_Directive_
Output a single figure: the number of lines in which the word "Assembly" appears.

Some records:
################

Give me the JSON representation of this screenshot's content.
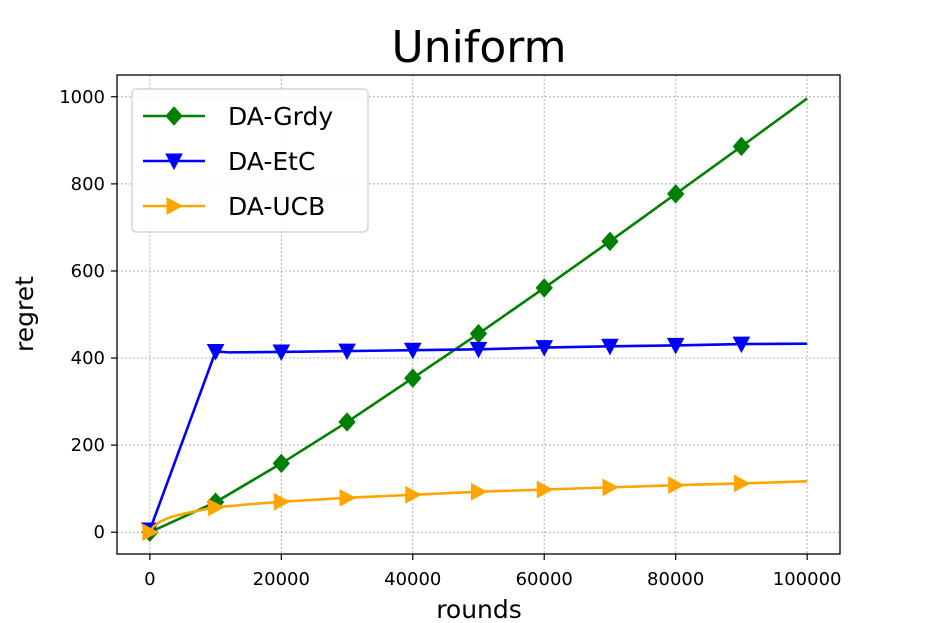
{
  "chart_data": {
    "type": "line",
    "title": "Uniform",
    "xlabel": "rounds",
    "ylabel": "regret",
    "xlim": [
      -5000,
      105000
    ],
    "ylim": [
      -50,
      1050
    ],
    "xticks": [
      0,
      20000,
      40000,
      60000,
      80000,
      100000
    ],
    "xtick_labels": [
      "0",
      "20000",
      "40000",
      "60000",
      "80000",
      "100000"
    ],
    "yticks": [
      0,
      200,
      400,
      600,
      800,
      1000
    ],
    "ytick_labels": [
      "0",
      "200",
      "400",
      "600",
      "800",
      "1000"
    ],
    "grid": true,
    "legend_position": "upper-left",
    "series": [
      {
        "name": "DA-Grdy",
        "color": "#008000",
        "marker": "diamond",
        "x": [
          0,
          10000,
          20000,
          30000,
          40000,
          50000,
          60000,
          70000,
          80000,
          90000,
          100000
        ],
        "y": [
          0,
          69,
          158,
          253,
          354,
          456,
          561,
          668,
          777,
          886,
          996
        ],
        "marker_x": [
          0,
          10000,
          20000,
          30000,
          40000,
          50000,
          60000,
          70000,
          80000,
          90000
        ]
      },
      {
        "name": "DA-EtC",
        "color": "#0000ff",
        "marker": "triangle-down",
        "x": [
          0,
          10000,
          12000,
          20000,
          30000,
          40000,
          50000,
          60000,
          70000,
          80000,
          90000,
          100000
        ],
        "y": [
          5,
          415,
          413,
          414,
          416,
          418,
          420,
          424,
          427,
          429,
          432,
          433
        ],
        "marker_x": [
          0,
          10000,
          20000,
          30000,
          40000,
          50000,
          60000,
          70000,
          80000,
          90000
        ]
      },
      {
        "name": "DA-UCB",
        "color": "#ffa500",
        "marker": "triangle-right",
        "x": [
          0,
          500,
          1500,
          3000,
          5000,
          7500,
          10000,
          15000,
          20000,
          30000,
          40000,
          50000,
          60000,
          70000,
          80000,
          90000,
          100000
        ],
        "y": [
          0,
          12,
          24,
          34,
          42,
          50,
          57,
          64,
          70,
          79,
          86,
          93,
          98,
          103,
          108,
          112,
          117
        ],
        "marker_x": [
          0,
          10000,
          20000,
          30000,
          40000,
          50000,
          60000,
          70000,
          80000,
          90000
        ]
      }
    ]
  }
}
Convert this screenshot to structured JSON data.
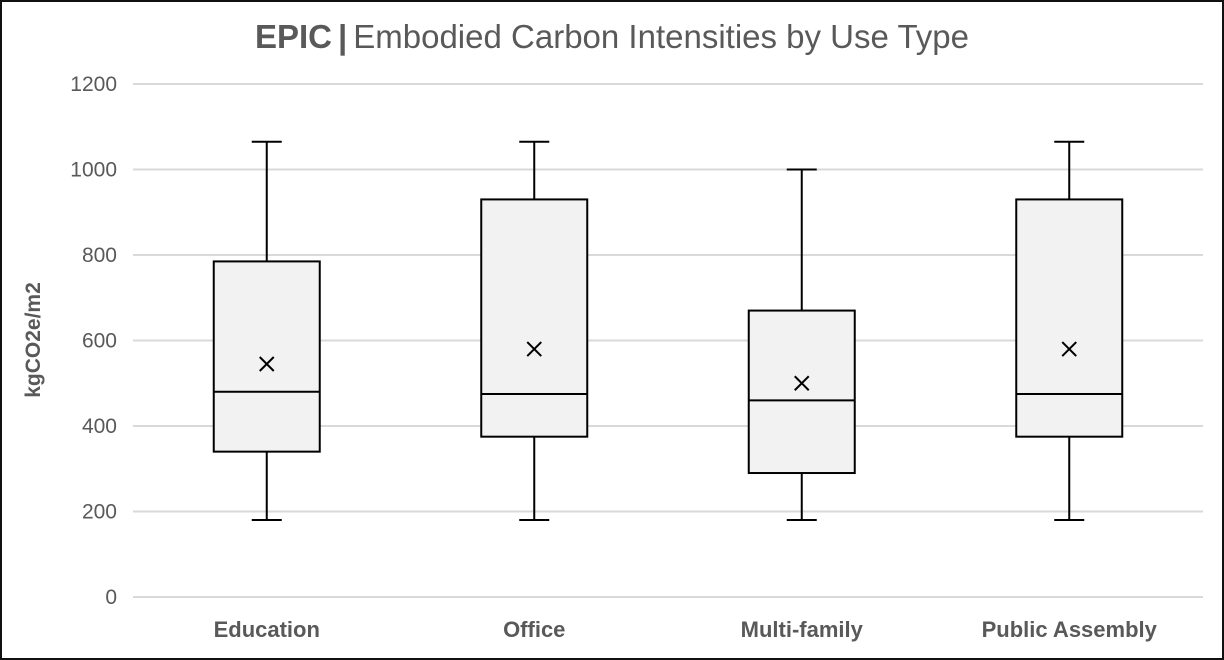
{
  "chart_data": {
    "type": "box",
    "title": {
      "brand": "EPIC",
      "separator": "|",
      "text": "Embodied Carbon Intensities by Use Type"
    },
    "xlabel": "",
    "ylabel": "kgCO2e/m2",
    "ylim": [
      0,
      1200
    ],
    "yticks": [
      0,
      200,
      400,
      600,
      800,
      1000,
      1200
    ],
    "grid": true,
    "categories": [
      "Education",
      "Office",
      "Multi-family",
      "Public Assembly"
    ],
    "boxes": [
      {
        "category": "Education",
        "min": 180,
        "q1": 340,
        "median": 480,
        "q3": 785,
        "max": 1065,
        "mean": 545
      },
      {
        "category": "Office",
        "min": 180,
        "q1": 375,
        "median": 475,
        "q3": 930,
        "max": 1065,
        "mean": 580
      },
      {
        "category": "Multi-family",
        "min": 180,
        "q1": 290,
        "median": 460,
        "q3": 670,
        "max": 1000,
        "mean": 500
      },
      {
        "category": "Public Assembly",
        "min": 180,
        "q1": 375,
        "median": 475,
        "q3": 930,
        "max": 1065,
        "mean": 580
      }
    ],
    "colors": {
      "box_fill": "#f2f2f2",
      "box_stroke": "#000000",
      "grid": "#d9d9d9",
      "text": "#595959"
    }
  }
}
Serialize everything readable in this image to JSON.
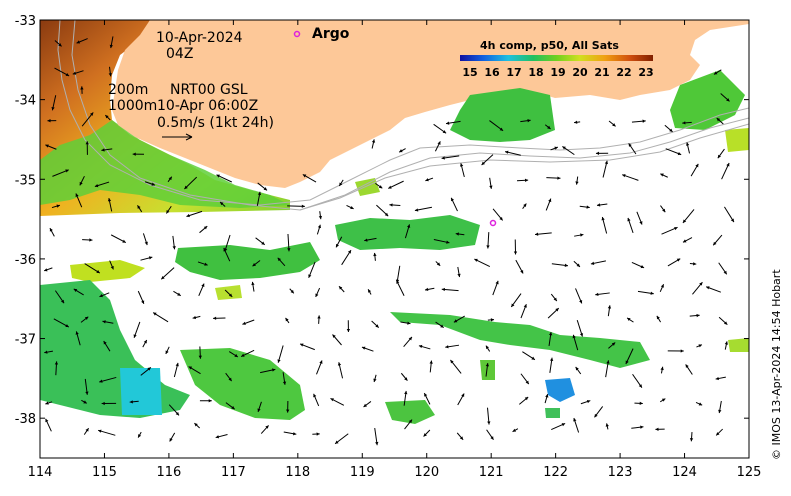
{
  "map": {
    "date_line": "10-Apr-2024",
    "time_line": "04Z",
    "contour_labels": [
      "200m",
      "1000m"
    ],
    "model_line_1": "NRT00 GSL",
    "model_line_2": "10-Apr 06:00Z",
    "scale_label": "0.5m/s (1kt 24h)",
    "argo_label": "Argo",
    "colorbar_title": "4h comp, p50, All Sats",
    "colorbar_ticks": [
      "15",
      "16",
      "17",
      "18",
      "19",
      "20",
      "21",
      "22",
      "23"
    ],
    "credit": "© IMOS 13-Apr-2024 14:54 Hobart",
    "x_ticks": [
      "114",
      "115",
      "116",
      "117",
      "118",
      "119",
      "120",
      "121",
      "122",
      "123",
      "124",
      "125"
    ],
    "y_ticks": [
      "-33",
      "-34",
      "-35",
      "-36",
      "-37",
      "-38"
    ],
    "lon_range": [
      114,
      125
    ],
    "lat_range": [
      -38.5,
      -33
    ],
    "colors": {
      "land": "#fdc898",
      "argo_marker": "#dd22dd",
      "arrows": "#000000"
    }
  }
}
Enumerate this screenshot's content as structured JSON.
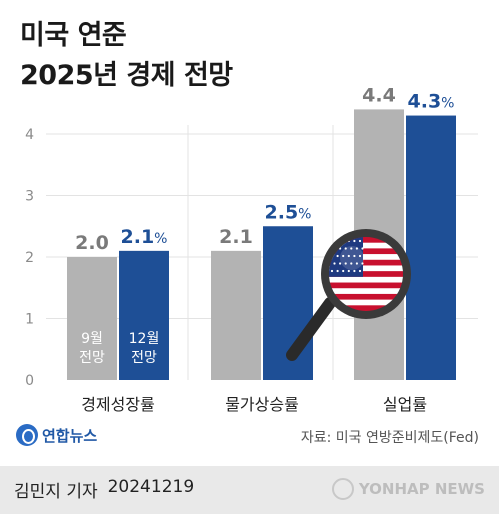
{
  "title_line1": "미국 연준",
  "title_line2": "2025년 경제 전망",
  "chart_data": {
    "type": "bar",
    "title": "미국 연준 2025년 경제 전망",
    "categories": [
      "경제성장률",
      "물가상승률",
      "실업률"
    ],
    "series": [
      {
        "name": "9월 전망",
        "values": [
          2.0,
          2.1,
          4.4
        ],
        "labels": [
          "2.0",
          "2.1",
          "4.4"
        ],
        "color": "#b3b3b3"
      },
      {
        "name": "12월 전망",
        "values": [
          2.1,
          2.5,
          4.3
        ],
        "labels": [
          "2.1",
          "2.5",
          "4.3"
        ],
        "color": "#1e4f96",
        "unit": "%"
      }
    ],
    "legend_in_bars": [
      [
        "9월",
        "전망"
      ],
      [
        "12월",
        "전망"
      ]
    ],
    "yticks": [
      0,
      1,
      2,
      3,
      4
    ],
    "ylim": [
      0,
      4.5
    ],
    "grid": true
  },
  "logo_text": "연합뉴스",
  "source": "자료: 미국 연방준비제도(Fed)",
  "reporter": "김민지 기자",
  "date": "20241219",
  "agency": "YONHAP NEWS",
  "icons": [
    "magnifier-icon",
    "us-flag-icon"
  ]
}
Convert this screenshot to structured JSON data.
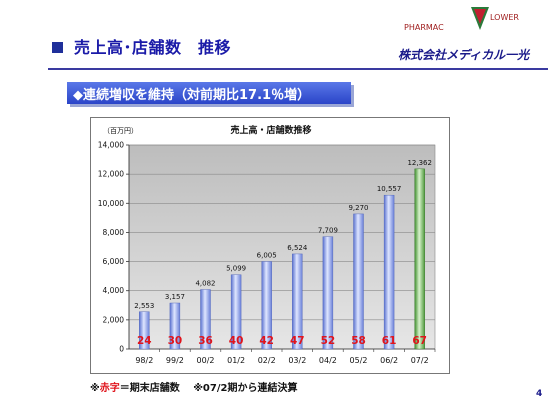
{
  "page": {
    "title": "売上高･店舗数　推移",
    "subtitle": "◆連続増収を維持（対前期比17.1％増）",
    "logo_pharmac": "PHARMAC",
    "logo_flower": "LOWER",
    "company": "株式会社メディカル一光",
    "page_number": "4",
    "footnote_red": "赤字",
    "footnote_rest": "＝期末店舗数　 ※07/2期から連結決算",
    "footnote_prefix": "※"
  },
  "chart_data": {
    "type": "bar",
    "title": "売上高・店舗数推移",
    "ylabel": "（百万円）",
    "xlabel": "",
    "ylim": [
      0,
      14000
    ],
    "yticks": [
      0,
      2000,
      4000,
      6000,
      8000,
      10000,
      12000,
      14000
    ],
    "ytick_labels": [
      "0",
      "2,000",
      "4,000",
      "6,000",
      "8,000",
      "10,000",
      "12,000",
      "14,000"
    ],
    "categories": [
      "98/2",
      "99/2",
      "00/2",
      "01/2",
      "02/2",
      "03/2",
      "04/2",
      "05/2",
      "06/2",
      "07/2"
    ],
    "values": [
      2553,
      3157,
      4082,
      5099,
      6005,
      6524,
      7709,
      9270,
      10557,
      12362
    ],
    "value_labels": [
      "2,553",
      "3,157",
      "4,082",
      "5,099",
      "6,005",
      "6,524",
      "7,709",
      "9,270",
      "10,557",
      "12,362"
    ],
    "store_counts": [
      "24",
      "30",
      "36",
      "40",
      "42",
      "47",
      "52",
      "58",
      "61",
      "67"
    ],
    "grid": true,
    "colors": {
      "bar": "#8aa0e8",
      "bar_last": "#7bc068",
      "store_count": "#e0141c",
      "plot_bg": "#c9c9c9"
    }
  }
}
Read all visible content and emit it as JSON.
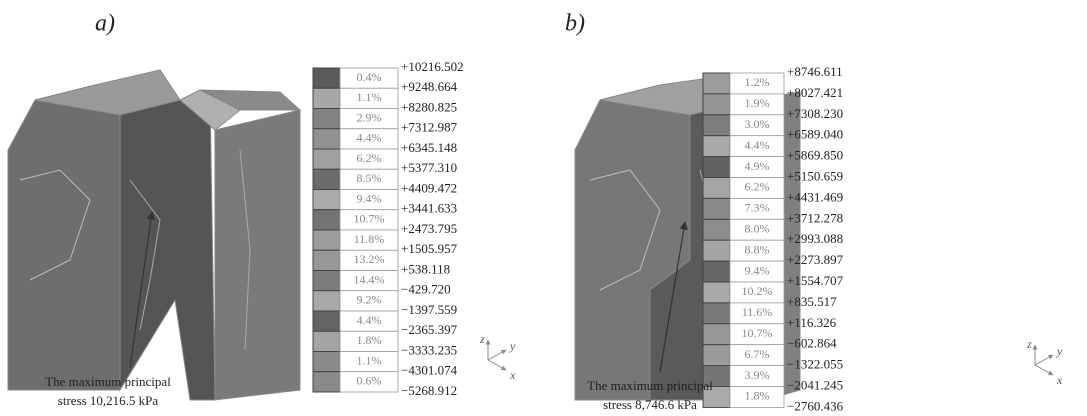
{
  "panels": [
    {
      "label": "a)",
      "legend": {
        "percentages": [
          "0.4%",
          "1.1%",
          "2.9%",
          "4.4%",
          "6.2%",
          "8.5%",
          "9.4%",
          "10.7%",
          "11.8%",
          "13.2%",
          "14.4%",
          "9.2%",
          "4.4%",
          "1.8%",
          "1.1%",
          "0.6%"
        ],
        "values": [
          "+10216.502",
          "+9248.664",
          "+8280.825",
          "+7312.987",
          "+6345.148",
          "+5377.310",
          "+4409.472",
          "+3441.633",
          "+2473.795",
          "+1505.957",
          "+538.118",
          "−429.720",
          "−1397.559",
          "−2365.397",
          "−3333.235",
          "−4301.074",
          "−5268.912"
        ]
      },
      "annotation": [
        "The maximum principal",
        "stress 10,216.5 kPa"
      ],
      "axes": {
        "z": "z",
        "y": "y",
        "x": "x"
      }
    },
    {
      "label": "b)",
      "legend": {
        "percentages": [
          "1.2%",
          "1.9%",
          "3.0%",
          "4.4%",
          "4.9%",
          "6.2%",
          "7.3%",
          "8.0%",
          "8.8%",
          "9.4%",
          "10.2%",
          "11.6%",
          "10.7%",
          "6.7%",
          "3.9%",
          "1.8%"
        ],
        "values": [
          "+8746.611",
          "+8027.421",
          "+7308.230",
          "+6589.040",
          "+5869.850",
          "+5150.659",
          "+4431.469",
          "+3712.278",
          "+2993.088",
          "+2273.897",
          "+1554.707",
          "+835.517",
          "+116.326",
          "−602.864",
          "−1322.055",
          "−2041.245",
          "−2760.436"
        ]
      },
      "annotation": [
        "The maximum principal",
        "stress 8,746.6 kPa"
      ],
      "axes": {
        "z": "z",
        "y": "y",
        "x": "x"
      }
    }
  ]
}
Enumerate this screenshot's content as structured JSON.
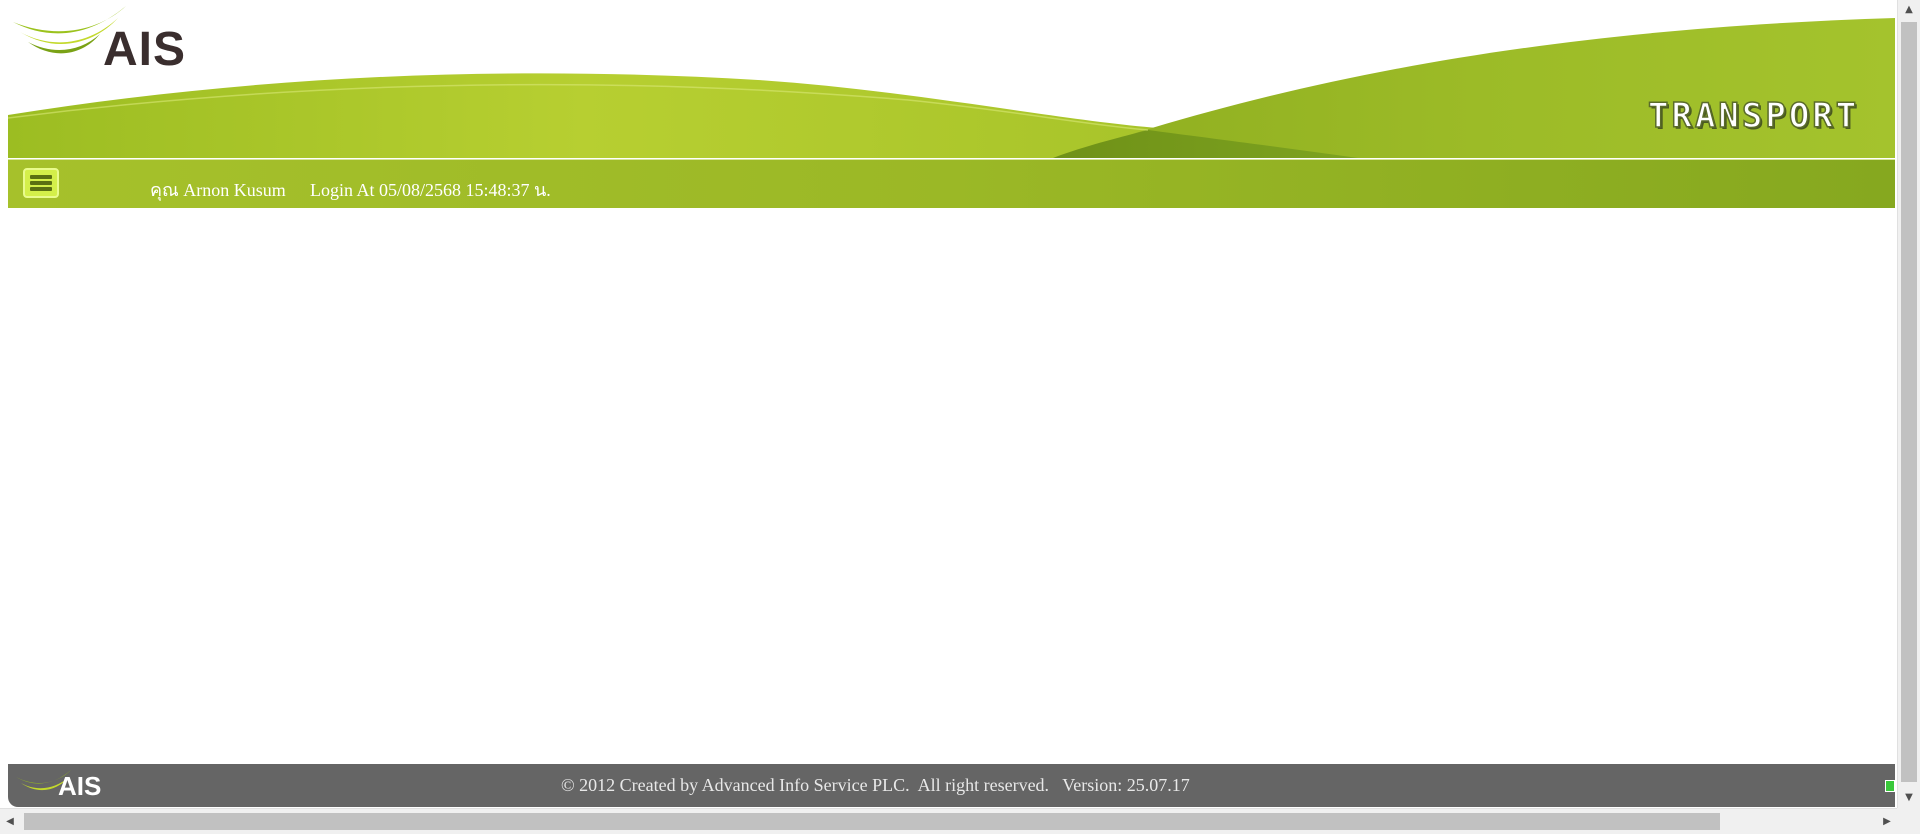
{
  "header": {
    "logo_text": "AIS",
    "app_title": "TRANSPORT"
  },
  "navbar": {
    "menu_icon": "hamburger-menu-icon",
    "user_name": "คุณ Arnon Kusum",
    "login_info": "Login At 05/08/2568 15:48:37 น."
  },
  "footer": {
    "logo_text": "AIS",
    "copyright": "© 2012 Created by Advanced Info Service PLC.  All right reserved.   Version: 25.07.17"
  },
  "colors": {
    "brand_green": "#a6c12b",
    "brand_dark_green": "#6e8f14",
    "footer_gray": "#656565",
    "logo_dark": "#3a2e2e"
  },
  "scrollbars": {
    "up_arrow": "▲",
    "down_arrow": "▼",
    "left_arrow": "◀",
    "right_arrow": "▶"
  }
}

################

_Answer in full_
2